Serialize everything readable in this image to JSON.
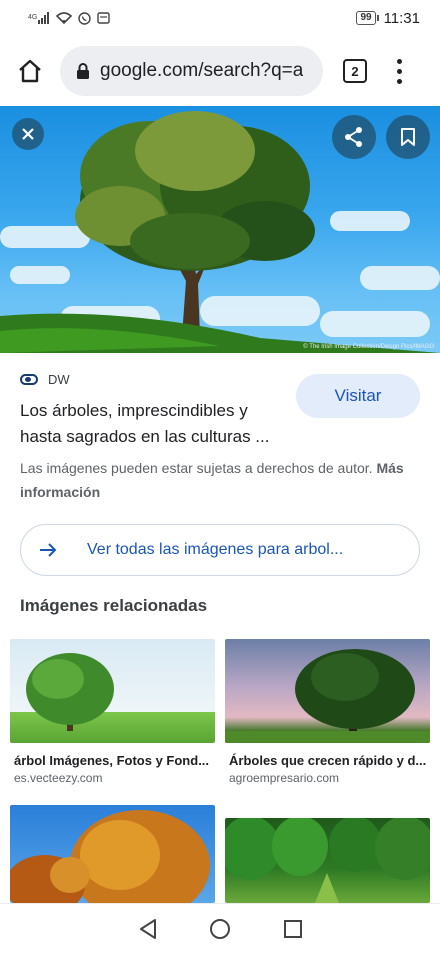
{
  "status_bar": {
    "time": "11:31",
    "battery": "99",
    "network": "4G"
  },
  "browser": {
    "url": "google.com/search?q=a",
    "tab_count": "2"
  },
  "hero": {
    "credit": "© The Irish Image Collection/Design Pics/IMAGO"
  },
  "result": {
    "source": "DW",
    "title": "Los árboles, imprescindibles y hasta sagrados en las culturas ...",
    "visit_label": "Visitar",
    "copyright_text": "Las imágenes pueden estar sujetas a derechos de autor.",
    "more_info_label": "Más información",
    "see_all_label": "Ver todas las imágenes para arbol..."
  },
  "related": {
    "heading": "Imágenes relacionadas",
    "items": [
      {
        "title": "árbol Imágenes, Fotos y Fond...",
        "domain": "es.vecteezy.com"
      },
      {
        "title": "Árboles que crecen rápido y d...",
        "domain": "agroempresario.com"
      },
      {
        "title": "",
        "domain": ""
      },
      {
        "title": "",
        "domain": ""
      }
    ]
  },
  "colors": {
    "accent": "#1a56b8",
    "visit_bg": "#e3ecfa"
  }
}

......

**What this task involves:** With the pictures removed, print the entries above exactly.

**Your response:**
Serialize everything readable in this image to JSON.
{
  "status_bar": {
    "time": "11:31",
    "battery": "99",
    "network": "4G"
  },
  "browser": {
    "url": "google.com/search?q=a",
    "tab_count": "2"
  },
  "hero": {
    "credit": "© The Irish Image Collection/Design Pics/IMAGO"
  },
  "result": {
    "source": "DW",
    "title": "Los árboles, imprescindibles y hasta sagrados en las culturas ...",
    "visit_label": "Visitar",
    "copyright_text": "Las imágenes pueden estar sujetas a derechos de autor.",
    "more_info_label": "Más información",
    "see_all_label": "Ver todas las imágenes para arbol..."
  },
  "related": {
    "heading": "Imágenes relacionadas",
    "items": [
      {
        "title": "árbol Imágenes, Fotos y Fond...",
        "domain": "es.vecteezy.com"
      },
      {
        "title": "Árboles que crecen rápido y d...",
        "domain": "agroempresario.com"
      },
      {
        "title": "",
        "domain": ""
      },
      {
        "title": "",
        "domain": ""
      }
    ]
  },
  "colors": {
    "accent": "#1a56b8",
    "visit_bg": "#e3ecfa"
  }
}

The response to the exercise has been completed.